Collected data
━━━━━━━━━━━━━━━━━━━━━━━━━━━━━━

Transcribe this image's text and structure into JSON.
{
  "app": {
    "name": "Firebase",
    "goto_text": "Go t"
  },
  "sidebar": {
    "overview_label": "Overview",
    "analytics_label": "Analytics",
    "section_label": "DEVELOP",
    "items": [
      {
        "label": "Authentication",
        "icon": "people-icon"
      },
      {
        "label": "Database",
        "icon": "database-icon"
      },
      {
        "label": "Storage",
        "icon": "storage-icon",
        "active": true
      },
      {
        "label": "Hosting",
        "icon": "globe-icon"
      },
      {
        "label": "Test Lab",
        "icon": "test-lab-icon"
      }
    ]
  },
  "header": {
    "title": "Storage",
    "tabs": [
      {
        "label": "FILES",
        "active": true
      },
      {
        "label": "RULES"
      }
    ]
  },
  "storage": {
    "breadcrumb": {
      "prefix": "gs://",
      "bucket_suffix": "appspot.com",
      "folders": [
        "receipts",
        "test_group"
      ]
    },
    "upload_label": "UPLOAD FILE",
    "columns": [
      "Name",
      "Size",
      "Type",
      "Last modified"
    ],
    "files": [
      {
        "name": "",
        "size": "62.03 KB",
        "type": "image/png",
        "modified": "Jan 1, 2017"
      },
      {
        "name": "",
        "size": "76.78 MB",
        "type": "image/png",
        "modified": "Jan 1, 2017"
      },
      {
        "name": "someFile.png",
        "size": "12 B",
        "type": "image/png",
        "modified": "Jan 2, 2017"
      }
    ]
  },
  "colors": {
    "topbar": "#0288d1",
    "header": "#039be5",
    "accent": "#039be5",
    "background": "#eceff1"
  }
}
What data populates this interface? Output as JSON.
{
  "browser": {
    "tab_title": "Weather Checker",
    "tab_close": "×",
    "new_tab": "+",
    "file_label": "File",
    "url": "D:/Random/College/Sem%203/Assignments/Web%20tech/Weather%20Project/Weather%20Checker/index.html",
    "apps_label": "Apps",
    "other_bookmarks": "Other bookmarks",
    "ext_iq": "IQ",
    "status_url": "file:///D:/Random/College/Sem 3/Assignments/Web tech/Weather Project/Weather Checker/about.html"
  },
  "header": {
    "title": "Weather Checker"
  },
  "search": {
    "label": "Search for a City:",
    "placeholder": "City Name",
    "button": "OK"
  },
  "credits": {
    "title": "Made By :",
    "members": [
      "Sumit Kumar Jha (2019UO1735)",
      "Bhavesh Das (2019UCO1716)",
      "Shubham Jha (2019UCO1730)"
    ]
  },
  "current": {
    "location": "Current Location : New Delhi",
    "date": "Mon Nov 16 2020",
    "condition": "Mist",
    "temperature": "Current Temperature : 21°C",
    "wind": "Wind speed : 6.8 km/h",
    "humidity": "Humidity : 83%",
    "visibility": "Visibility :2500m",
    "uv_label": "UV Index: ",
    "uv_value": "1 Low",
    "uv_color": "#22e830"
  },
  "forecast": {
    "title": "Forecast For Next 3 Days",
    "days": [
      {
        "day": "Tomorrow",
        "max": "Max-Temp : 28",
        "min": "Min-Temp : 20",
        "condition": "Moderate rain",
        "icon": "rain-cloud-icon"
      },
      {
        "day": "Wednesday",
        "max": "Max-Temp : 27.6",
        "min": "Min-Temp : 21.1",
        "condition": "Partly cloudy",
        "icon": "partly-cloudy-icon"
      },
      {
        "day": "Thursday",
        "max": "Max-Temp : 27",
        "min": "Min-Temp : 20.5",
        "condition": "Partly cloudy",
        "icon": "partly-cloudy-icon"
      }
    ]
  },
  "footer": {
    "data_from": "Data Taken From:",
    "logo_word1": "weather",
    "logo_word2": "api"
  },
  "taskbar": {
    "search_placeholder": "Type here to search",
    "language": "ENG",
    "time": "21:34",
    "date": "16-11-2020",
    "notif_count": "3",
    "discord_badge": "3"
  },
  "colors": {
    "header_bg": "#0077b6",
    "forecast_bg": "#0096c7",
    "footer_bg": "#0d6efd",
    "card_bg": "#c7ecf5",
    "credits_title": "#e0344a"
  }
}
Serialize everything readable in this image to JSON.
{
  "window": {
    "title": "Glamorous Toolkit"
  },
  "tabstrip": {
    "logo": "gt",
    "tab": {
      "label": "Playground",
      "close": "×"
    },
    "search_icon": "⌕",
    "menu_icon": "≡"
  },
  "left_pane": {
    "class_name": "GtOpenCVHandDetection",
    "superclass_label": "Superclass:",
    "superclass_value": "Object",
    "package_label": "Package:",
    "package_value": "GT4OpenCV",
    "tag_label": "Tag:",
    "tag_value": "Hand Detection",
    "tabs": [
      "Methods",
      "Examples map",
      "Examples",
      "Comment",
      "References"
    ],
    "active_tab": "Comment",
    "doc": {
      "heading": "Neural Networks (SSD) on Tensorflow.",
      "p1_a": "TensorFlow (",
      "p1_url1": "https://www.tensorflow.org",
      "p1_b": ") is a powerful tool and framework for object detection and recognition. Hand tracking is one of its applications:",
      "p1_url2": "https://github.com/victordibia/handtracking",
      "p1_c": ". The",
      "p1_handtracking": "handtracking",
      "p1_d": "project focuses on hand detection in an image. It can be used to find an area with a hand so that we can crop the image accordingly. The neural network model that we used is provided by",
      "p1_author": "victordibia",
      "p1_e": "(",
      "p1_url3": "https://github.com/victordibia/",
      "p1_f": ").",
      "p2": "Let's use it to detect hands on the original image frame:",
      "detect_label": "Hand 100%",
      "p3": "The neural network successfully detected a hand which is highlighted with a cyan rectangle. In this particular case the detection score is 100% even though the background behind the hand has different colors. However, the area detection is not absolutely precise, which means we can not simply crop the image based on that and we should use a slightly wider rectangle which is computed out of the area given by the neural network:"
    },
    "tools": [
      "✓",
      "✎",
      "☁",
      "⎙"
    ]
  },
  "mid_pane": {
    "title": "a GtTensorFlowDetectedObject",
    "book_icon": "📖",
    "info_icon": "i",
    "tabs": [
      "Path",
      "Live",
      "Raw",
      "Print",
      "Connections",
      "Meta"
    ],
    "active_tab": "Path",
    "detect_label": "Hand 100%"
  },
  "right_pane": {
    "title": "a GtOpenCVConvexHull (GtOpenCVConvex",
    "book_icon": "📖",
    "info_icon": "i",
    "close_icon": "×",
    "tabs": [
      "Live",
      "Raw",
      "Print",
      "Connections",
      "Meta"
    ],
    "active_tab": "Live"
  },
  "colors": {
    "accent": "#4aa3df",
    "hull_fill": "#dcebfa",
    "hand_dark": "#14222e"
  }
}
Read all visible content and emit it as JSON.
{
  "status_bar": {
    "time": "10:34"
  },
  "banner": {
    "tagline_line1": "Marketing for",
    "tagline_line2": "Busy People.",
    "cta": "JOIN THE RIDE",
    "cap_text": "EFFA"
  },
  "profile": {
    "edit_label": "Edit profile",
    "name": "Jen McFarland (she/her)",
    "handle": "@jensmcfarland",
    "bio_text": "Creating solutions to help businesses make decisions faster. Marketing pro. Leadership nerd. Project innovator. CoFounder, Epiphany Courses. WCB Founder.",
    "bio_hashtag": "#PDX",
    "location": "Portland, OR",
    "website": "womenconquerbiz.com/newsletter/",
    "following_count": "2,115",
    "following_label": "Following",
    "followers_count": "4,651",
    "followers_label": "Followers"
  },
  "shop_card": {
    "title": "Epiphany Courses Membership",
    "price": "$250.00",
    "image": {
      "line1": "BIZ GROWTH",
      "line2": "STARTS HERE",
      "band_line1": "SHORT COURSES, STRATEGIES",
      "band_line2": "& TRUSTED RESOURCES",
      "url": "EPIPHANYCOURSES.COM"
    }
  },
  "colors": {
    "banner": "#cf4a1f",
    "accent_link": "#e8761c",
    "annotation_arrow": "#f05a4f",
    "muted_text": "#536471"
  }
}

━━━━━━━━━━━━━━━━━━━━━━━━━━━━━━

§ What is being asked: Please quote every record above exactly as it appears.

§ Answer to this task:
Transcribe this image's text and structure into JSON.
{
  "app": {
    "name": "Firebase",
    "goto_text": "Go t"
  },
  "sidebar": {
    "overview_label": "Overview",
    "analytics_label": "Analytics",
    "section_label": "DEVELOP",
    "items": [
      {
        "label": "Authentication",
        "icon": "people-icon"
      },
      {
        "label": "Database",
        "icon": "database-icon"
      },
      {
        "label": "Storage",
        "icon": "storage-icon",
        "active": true
      },
      {
        "label": "Hosting",
        "icon": "globe-icon"
      },
      {
        "label": "Test Lab",
        "icon": "test-lab-icon"
      }
    ]
  },
  "header": {
    "title": "Storage",
    "tabs": [
      {
        "label": "FILES",
        "active": true
      },
      {
        "label": "RULES"
      }
    ]
  },
  "storage": {
    "breadcrumb": {
      "prefix": "gs://",
      "bucket_suffix": "appspot.com",
      "folders": [
        "receipts",
        "test_group"
      ]
    },
    "upload_label": "UPLOAD FILE",
    "columns": [
      "Name",
      "Size",
      "Type",
      "Last modified"
    ],
    "files": [
      {
        "name": "",
        "size": "62.03 KB",
        "type": "image/png",
        "modified": "Jan 1, 2017"
      },
      {
        "name": "",
        "size": "76.78 MB",
        "type": "image/png",
        "modified": "Jan 1, 2017"
      },
      {
        "name": "someFile.png",
        "size": "12 B",
        "type": "image/png",
        "modified": "Jan 2, 2017"
      }
    ]
  },
  "colors": {
    "topbar": "#0288d1",
    "header": "#039be5",
    "accent": "#039be5",
    "background": "#eceff1"
  }
}
What data populates this interface? Output as JSON.
{
  "browser": {
    "tab_title": "Weather Checker",
    "tab_close": "×",
    "new_tab": "+",
    "file_label": "File",
    "url": "D:/Random/College/Sem%203/Assignments/Web%20tech/Weather%20Project/Weather%20Checker/index.html",
    "apps_label": "Apps",
    "other_bookmarks": "Other bookmarks",
    "ext_iq": "IQ",
    "status_url": "file:///D:/Random/College/Sem 3/Assignments/Web tech/Weather Project/Weather Checker/about.html"
  },
  "header": {
    "title": "Weather Checker"
  },
  "search": {
    "label": "Search for a City:",
    "placeholder": "City Name",
    "button": "OK"
  },
  "credits": {
    "title": "Made By :",
    "members": [
      "Sumit Kumar Jha (2019UO1735)",
      "Bhavesh Das (2019UCO1716)",
      "Shubham Jha (2019UCO1730)"
    ]
  },
  "current": {
    "location": "Current Location : New Delhi",
    "date": "Mon Nov 16 2020",
    "condition": "Mist",
    "temperature": "Current Temperature : 21°C",
    "wind": "Wind speed : 6.8 km/h",
    "humidity": "Humidity : 83%",
    "visibility": "Visibility :2500m",
    "uv_label": "UV Index: ",
    "uv_value": "1 Low",
    "uv_color": "#22e830"
  },
  "forecast": {
    "title": "Forecast For Next 3 Days",
    "days": [
      {
        "day": "Tomorrow",
        "max": "Max-Temp : 28",
        "min": "Min-Temp : 20",
        "condition": "Moderate rain",
        "icon": "rain-cloud-icon"
      },
      {
        "day": "Wednesday",
        "max": "Max-Temp : 27.6",
        "min": "Min-Temp : 21.1",
        "condition": "Partly cloudy",
        "icon": "partly-cloudy-icon"
      },
      {
        "day": "Thursday",
        "max": "Max-Temp : 27",
        "min": "Min-Temp : 20.5",
        "condition": "Partly cloudy",
        "icon": "partly-cloudy-icon"
      }
    ]
  },
  "footer": {
    "data_from": "Data Taken From:",
    "logo_word1": "weather",
    "logo_word2": "api"
  },
  "taskbar": {
    "search_placeholder": "Type here to search",
    "language": "ENG",
    "time": "21:34",
    "date": "16-11-2020",
    "notif_count": "3",
    "discord_badge": "3"
  },
  "colors": {
    "header_bg": "#0077b6",
    "forecast_bg": "#0096c7",
    "footer_bg": "#0d6efd",
    "card_bg": "#c7ecf5",
    "credits_title": "#e0344a"
  }
}
Serialize everything readable in this image to JSON.
{
  "window": {
    "title": "Glamorous Toolkit"
  },
  "tabstrip": {
    "logo": "gt",
    "tab": {
      "label": "Playground",
      "close": "×"
    },
    "search_icon": "⌕",
    "menu_icon": "≡"
  },
  "left_pane": {
    "class_name": "GtOpenCVHandDetection",
    "superclass_label": "Superclass:",
    "superclass_value": "Object",
    "package_label": "Package:",
    "package_value": "GT4OpenCV",
    "tag_label": "Tag:",
    "tag_value": "Hand Detection",
    "tabs": [
      "Methods",
      "Examples map",
      "Examples",
      "Comment",
      "References"
    ],
    "active_tab": "Comment",
    "doc": {
      "heading": "Neural Networks (SSD) on Tensorflow.",
      "p1_a": "TensorFlow (",
      "p1_url1": "https://www.tensorflow.org",
      "p1_b": ") is a powerful tool and framework for object detection and recognition. Hand tracking is one of its applications:",
      "p1_url2": "https://github.com/victordibia/handtracking",
      "p1_c": ". The",
      "p1_handtracking": "handtracking",
      "p1_d": "project focuses on hand detection in an image. It can be used to find an area with a hand so that we can crop the image accordingly. The neural network model that we used is provided by",
      "p1_author": "victordibia",
      "p1_e": "(",
      "p1_url3": "https://github.com/victordibia/",
      "p1_f": ").",
      "p2": "Let's use it to detect hands on the original image frame:",
      "detect_label": "Hand 100%",
      "p3": "The neural network successfully detected a hand which is highlighted with a cyan rectangle. In this particular case the detection score is 100% even though the background behind the hand has different colors. However, the area detection is not absolutely precise, which means we can not simply crop the image based on that and we should use a slightly wider rectangle which is computed out of the area given by the neural network:"
    },
    "tools": [
      "✓",
      "✎",
      "☁",
      "⎙"
    ]
  },
  "mid_pane": {
    "title": "a GtTensorFlowDetectedObject",
    "book_icon": "📖",
    "info_icon": "i",
    "tabs": [
      "Path",
      "Live",
      "Raw",
      "Print",
      "Connections",
      "Meta"
    ],
    "active_tab": "Path",
    "detect_label": "Hand 100%"
  },
  "right_pane": {
    "title": "a GtOpenCVConvexHull (GtOpenCVConvex",
    "book_icon": "📖",
    "info_icon": "i",
    "close_icon": "×",
    "tabs": [
      "Live",
      "Raw",
      "Print",
      "Connections",
      "Meta"
    ],
    "active_tab": "Live"
  },
  "colors": {
    "accent": "#4aa3df",
    "hull_fill": "#dcebfa",
    "hand_dark": "#14222e"
  }
}
Read all visible content and emit it as JSON.
{
  "status_bar": {
    "time": "10:34"
  },
  "banner": {
    "tagline_line1": "Marketing for",
    "tagline_line2": "Busy People.",
    "cta": "JOIN THE RIDE",
    "cap_text": "EFFA"
  },
  "profile": {
    "edit_label": "Edit profile",
    "name": "Jen McFarland (she/her)",
    "handle": "@jensmcfarland",
    "bio_text": "Creating solutions to help businesses make decisions faster. Marketing pro. Leadership nerd. Project innovator. CoFounder, Epiphany Courses. WCB Founder.",
    "bio_hashtag": "#PDX",
    "location": "Portland, OR",
    "website": "womenconquerbiz.com/newsletter/",
    "following_count": "2,115",
    "following_label": "Following",
    "followers_count": "4,651",
    "followers_label": "Followers"
  },
  "shop_card": {
    "title": "Epiphany Courses Membership",
    "price": "$250.00",
    "image": {
      "line1": "BIZ GROWTH",
      "line2": "STARTS HERE",
      "band_line1": "SHORT COURSES, STRATEGIES",
      "band_line2": "& TRUSTED RESOURCES",
      "url": "EPIPHANYCOURSES.COM"
    }
  },
  "colors": {
    "banner": "#cf4a1f",
    "accent_link": "#e8761c",
    "annotation_arrow": "#f05a4f",
    "muted_text": "#536471"
  }
}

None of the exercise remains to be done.